* [Written instruction]
Tally the lines of the listing that contain the word "Forecast", then give the total and nothing else.

* [Data provided]
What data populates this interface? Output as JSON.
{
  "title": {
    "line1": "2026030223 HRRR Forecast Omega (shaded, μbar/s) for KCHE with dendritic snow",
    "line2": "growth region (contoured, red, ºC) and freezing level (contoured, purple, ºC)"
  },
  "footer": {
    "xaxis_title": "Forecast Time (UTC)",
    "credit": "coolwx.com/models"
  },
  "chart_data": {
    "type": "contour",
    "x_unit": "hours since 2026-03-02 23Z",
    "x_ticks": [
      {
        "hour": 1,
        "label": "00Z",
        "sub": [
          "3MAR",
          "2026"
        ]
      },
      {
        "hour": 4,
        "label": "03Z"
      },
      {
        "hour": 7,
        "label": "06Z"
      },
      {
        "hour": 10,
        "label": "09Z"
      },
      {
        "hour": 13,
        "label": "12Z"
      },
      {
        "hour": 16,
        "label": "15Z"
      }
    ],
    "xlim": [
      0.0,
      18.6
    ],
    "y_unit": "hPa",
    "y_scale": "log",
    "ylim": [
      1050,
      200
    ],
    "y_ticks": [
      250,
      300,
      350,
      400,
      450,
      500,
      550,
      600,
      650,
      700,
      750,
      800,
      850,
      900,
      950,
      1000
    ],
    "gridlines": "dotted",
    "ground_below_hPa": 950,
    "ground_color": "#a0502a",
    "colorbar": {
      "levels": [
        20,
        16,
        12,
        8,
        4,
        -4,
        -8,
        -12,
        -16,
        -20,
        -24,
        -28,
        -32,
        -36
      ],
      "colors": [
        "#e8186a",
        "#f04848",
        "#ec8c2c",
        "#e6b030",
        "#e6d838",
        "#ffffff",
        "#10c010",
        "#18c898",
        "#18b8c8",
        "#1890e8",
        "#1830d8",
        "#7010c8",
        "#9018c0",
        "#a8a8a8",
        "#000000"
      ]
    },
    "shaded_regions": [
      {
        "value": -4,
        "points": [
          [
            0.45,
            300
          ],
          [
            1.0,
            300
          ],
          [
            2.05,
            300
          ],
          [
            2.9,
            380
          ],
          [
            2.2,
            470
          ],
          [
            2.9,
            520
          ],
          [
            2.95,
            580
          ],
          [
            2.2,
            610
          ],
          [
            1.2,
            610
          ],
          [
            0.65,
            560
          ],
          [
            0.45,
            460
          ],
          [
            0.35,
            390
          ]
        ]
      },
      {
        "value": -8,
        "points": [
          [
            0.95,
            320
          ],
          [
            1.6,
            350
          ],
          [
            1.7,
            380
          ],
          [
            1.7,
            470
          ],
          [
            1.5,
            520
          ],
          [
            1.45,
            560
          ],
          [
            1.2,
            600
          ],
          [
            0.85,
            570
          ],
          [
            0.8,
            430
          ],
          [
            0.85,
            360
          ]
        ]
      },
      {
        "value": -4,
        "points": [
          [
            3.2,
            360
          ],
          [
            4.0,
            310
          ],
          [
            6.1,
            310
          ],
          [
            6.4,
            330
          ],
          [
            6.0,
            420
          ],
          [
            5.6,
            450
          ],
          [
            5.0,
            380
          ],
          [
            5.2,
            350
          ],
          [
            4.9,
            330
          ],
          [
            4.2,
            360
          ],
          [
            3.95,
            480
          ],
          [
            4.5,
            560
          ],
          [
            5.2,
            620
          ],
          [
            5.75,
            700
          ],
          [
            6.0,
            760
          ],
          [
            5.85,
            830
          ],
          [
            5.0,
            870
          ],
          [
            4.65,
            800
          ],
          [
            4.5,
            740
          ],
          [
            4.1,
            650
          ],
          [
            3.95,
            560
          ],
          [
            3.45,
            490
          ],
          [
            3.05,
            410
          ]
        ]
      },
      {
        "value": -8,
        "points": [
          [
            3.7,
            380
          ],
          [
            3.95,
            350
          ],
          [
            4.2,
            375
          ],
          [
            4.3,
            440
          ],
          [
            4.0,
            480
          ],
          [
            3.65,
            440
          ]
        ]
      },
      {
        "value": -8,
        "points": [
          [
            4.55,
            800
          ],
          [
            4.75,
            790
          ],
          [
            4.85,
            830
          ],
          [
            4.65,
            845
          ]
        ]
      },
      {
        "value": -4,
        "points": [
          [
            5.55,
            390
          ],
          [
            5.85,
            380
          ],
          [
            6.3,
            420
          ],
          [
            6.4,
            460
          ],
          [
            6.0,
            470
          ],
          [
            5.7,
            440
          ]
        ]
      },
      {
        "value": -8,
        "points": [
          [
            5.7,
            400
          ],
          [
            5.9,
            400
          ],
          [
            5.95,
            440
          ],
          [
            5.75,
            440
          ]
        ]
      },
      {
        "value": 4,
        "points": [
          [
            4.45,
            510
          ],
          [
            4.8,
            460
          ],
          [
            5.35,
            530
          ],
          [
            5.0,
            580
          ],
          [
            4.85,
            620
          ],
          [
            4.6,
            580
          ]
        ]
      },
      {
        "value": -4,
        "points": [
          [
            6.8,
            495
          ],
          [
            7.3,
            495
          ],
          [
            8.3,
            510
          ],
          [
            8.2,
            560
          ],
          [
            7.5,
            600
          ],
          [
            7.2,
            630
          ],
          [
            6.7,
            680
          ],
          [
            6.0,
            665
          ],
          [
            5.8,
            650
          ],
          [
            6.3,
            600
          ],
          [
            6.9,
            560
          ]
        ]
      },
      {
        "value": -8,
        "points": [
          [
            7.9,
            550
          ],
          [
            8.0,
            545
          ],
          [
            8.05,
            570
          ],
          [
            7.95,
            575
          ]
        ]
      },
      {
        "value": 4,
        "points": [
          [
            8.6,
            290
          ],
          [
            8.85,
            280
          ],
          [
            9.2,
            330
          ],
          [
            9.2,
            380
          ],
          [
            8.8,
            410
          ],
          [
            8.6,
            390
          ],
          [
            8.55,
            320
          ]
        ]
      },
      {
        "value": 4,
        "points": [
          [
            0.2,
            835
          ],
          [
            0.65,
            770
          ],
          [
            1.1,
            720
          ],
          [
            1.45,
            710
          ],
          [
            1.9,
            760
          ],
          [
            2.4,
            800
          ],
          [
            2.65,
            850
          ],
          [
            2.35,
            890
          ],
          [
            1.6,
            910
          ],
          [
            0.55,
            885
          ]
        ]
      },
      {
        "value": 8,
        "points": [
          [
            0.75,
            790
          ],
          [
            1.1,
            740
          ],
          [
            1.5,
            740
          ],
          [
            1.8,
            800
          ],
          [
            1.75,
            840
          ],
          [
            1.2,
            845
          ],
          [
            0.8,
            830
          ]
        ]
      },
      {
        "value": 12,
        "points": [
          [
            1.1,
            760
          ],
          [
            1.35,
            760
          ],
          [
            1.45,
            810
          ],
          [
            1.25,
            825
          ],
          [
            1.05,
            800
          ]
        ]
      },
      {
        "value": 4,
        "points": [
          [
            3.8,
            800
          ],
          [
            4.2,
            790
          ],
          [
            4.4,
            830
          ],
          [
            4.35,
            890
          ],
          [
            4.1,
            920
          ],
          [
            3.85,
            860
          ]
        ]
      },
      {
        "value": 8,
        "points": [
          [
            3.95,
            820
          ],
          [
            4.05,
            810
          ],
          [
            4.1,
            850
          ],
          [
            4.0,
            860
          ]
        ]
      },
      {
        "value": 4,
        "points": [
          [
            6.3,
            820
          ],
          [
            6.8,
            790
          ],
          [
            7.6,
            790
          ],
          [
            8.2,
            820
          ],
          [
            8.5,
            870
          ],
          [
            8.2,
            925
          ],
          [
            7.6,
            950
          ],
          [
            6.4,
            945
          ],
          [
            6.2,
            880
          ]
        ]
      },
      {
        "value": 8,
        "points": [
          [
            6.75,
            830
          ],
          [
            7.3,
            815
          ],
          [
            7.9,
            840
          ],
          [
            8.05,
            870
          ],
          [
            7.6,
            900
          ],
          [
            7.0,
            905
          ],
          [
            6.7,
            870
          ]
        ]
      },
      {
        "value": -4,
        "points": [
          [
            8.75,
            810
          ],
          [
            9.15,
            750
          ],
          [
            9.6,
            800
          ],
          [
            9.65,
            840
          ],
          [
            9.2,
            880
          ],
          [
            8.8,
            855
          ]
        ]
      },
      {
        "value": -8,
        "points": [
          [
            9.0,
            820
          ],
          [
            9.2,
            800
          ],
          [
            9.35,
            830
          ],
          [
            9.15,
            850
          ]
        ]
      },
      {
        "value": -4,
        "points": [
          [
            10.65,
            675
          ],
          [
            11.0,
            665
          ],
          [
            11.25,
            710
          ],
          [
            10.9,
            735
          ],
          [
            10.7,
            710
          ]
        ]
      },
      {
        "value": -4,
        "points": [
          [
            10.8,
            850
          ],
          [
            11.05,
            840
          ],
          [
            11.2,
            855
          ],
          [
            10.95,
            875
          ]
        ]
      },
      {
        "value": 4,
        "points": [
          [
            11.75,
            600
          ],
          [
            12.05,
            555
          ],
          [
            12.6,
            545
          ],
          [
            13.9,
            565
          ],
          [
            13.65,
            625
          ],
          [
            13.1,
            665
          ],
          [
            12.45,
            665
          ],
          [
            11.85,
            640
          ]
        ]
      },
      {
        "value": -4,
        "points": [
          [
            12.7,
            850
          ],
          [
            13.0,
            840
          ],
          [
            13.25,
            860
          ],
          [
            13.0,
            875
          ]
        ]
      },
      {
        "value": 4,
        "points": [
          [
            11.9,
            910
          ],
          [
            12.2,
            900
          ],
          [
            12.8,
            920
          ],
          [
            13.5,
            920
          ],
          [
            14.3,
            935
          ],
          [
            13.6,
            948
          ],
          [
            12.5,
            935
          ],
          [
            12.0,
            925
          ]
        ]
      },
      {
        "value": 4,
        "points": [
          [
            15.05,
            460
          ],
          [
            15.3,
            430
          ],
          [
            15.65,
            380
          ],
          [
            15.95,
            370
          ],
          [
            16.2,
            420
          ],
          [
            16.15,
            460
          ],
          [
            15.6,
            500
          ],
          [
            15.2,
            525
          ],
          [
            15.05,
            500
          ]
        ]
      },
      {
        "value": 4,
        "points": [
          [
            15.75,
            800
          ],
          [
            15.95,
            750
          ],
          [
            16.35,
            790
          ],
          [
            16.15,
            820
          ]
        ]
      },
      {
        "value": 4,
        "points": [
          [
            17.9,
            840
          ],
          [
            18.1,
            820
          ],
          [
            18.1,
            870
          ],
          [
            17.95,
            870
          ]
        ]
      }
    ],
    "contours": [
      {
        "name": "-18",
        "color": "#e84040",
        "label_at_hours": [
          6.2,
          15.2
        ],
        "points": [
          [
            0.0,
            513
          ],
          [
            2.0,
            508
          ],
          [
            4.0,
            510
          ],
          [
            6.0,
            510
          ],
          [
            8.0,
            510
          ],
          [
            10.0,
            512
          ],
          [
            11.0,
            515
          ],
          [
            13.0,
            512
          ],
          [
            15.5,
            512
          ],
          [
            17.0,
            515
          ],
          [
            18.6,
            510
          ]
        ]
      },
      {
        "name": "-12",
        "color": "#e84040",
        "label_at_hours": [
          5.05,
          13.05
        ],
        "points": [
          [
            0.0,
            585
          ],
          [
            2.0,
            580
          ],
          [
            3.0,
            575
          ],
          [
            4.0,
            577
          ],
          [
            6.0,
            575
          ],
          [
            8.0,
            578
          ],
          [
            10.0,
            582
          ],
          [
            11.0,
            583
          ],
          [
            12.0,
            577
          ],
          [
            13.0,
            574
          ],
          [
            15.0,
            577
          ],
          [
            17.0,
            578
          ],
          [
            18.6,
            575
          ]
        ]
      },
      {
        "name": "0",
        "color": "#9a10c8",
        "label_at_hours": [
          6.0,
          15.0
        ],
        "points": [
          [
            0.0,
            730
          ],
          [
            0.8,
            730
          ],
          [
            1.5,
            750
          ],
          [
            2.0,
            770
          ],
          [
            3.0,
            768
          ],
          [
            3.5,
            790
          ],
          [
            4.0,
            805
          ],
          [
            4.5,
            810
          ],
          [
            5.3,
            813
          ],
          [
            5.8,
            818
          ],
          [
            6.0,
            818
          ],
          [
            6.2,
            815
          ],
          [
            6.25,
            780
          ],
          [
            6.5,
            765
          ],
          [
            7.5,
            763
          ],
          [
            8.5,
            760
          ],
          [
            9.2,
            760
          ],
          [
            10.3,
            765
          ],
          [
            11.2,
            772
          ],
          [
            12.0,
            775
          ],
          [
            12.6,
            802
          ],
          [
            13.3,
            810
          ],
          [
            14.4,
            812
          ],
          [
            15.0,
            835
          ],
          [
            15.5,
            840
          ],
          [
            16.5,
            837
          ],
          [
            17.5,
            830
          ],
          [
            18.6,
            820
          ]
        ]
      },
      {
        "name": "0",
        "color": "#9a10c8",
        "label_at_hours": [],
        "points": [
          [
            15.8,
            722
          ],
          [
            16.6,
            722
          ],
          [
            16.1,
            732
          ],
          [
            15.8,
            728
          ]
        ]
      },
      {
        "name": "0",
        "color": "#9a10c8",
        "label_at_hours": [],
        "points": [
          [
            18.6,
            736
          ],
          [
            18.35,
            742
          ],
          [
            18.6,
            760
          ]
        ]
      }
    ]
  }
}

---

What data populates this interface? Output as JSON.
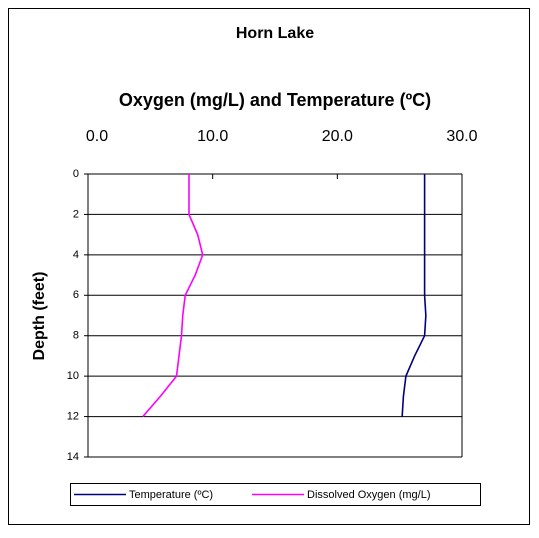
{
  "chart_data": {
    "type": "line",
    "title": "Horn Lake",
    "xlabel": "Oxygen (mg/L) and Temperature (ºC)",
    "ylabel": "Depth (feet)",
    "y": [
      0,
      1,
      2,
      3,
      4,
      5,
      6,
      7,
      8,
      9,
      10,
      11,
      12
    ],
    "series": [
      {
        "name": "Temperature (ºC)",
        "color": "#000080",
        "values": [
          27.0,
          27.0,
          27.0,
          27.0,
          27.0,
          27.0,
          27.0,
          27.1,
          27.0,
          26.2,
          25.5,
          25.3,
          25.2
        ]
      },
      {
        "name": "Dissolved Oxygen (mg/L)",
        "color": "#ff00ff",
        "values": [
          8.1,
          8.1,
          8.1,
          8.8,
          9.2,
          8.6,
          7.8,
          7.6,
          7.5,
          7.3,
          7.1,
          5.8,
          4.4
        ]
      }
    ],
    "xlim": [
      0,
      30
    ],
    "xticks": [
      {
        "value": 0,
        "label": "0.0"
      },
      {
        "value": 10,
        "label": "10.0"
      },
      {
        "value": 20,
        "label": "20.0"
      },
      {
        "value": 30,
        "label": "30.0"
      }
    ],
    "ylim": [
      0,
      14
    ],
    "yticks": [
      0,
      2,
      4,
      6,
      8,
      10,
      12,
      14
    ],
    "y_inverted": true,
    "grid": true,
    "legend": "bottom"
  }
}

==

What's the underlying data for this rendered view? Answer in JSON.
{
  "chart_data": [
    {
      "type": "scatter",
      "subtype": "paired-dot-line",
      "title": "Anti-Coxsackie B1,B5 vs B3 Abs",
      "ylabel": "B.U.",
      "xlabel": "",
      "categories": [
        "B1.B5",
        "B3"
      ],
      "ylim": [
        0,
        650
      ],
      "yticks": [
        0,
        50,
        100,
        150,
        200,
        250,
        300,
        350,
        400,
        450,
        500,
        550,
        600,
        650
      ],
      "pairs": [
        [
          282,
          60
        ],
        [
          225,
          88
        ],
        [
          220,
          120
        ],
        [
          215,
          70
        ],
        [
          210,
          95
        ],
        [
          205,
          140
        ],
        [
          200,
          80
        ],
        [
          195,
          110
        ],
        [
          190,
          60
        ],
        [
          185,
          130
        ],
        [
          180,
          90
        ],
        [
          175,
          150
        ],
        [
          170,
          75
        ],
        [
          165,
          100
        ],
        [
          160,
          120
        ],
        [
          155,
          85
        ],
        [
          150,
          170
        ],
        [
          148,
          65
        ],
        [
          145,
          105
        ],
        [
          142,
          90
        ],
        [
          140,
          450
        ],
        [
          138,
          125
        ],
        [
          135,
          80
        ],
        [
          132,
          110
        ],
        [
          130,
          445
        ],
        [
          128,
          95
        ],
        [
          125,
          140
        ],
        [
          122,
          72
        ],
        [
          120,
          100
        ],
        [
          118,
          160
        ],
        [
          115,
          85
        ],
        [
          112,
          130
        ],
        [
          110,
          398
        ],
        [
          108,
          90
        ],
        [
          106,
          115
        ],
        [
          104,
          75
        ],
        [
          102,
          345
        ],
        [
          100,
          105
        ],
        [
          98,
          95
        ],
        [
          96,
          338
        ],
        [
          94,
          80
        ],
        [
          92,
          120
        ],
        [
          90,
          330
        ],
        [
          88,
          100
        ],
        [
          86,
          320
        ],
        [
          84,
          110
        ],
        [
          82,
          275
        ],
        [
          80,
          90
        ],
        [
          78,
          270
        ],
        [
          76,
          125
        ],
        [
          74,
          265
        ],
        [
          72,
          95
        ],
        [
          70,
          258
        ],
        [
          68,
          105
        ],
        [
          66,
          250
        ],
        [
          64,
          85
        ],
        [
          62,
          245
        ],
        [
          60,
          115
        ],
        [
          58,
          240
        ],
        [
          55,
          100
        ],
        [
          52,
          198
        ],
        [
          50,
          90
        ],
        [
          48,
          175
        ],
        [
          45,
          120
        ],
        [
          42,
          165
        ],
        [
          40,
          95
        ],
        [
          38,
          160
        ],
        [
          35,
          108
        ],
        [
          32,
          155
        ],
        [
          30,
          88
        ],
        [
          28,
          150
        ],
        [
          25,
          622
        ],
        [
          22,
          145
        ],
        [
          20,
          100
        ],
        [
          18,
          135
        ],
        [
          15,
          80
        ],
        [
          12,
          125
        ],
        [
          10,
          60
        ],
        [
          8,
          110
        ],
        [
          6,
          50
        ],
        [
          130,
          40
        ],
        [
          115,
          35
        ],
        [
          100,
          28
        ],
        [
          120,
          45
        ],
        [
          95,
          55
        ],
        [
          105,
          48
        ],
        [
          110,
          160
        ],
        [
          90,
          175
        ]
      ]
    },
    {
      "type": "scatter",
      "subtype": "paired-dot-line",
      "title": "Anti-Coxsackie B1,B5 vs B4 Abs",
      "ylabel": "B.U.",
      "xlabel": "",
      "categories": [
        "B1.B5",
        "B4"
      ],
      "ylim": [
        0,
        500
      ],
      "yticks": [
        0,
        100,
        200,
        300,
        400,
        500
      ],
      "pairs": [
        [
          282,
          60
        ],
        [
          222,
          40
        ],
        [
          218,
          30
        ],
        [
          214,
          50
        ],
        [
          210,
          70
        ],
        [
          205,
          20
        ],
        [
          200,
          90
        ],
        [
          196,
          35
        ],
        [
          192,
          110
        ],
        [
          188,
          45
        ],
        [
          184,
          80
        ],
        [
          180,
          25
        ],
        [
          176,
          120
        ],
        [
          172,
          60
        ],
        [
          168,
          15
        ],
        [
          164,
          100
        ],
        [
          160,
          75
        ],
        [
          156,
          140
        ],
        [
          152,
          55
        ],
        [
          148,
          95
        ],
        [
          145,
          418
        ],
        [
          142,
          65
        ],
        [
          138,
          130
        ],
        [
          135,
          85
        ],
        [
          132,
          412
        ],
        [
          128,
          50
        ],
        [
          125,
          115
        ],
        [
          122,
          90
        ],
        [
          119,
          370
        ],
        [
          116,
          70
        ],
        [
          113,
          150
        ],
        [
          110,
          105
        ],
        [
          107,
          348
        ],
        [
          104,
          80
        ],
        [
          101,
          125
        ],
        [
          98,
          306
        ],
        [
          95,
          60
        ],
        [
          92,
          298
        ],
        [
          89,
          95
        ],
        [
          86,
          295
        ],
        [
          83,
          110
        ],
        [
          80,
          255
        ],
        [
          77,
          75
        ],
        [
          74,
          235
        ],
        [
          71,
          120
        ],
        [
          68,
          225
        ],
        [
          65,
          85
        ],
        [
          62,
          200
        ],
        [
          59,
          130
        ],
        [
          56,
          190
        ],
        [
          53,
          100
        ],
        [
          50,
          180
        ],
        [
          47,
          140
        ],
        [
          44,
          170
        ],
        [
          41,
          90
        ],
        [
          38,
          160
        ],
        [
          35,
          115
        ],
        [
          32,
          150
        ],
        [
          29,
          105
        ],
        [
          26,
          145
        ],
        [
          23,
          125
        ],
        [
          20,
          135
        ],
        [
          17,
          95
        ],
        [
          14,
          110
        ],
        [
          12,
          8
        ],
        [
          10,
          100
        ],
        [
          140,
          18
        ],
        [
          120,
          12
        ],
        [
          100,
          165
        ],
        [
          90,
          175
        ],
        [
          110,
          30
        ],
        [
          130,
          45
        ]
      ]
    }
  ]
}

* [Final result]
2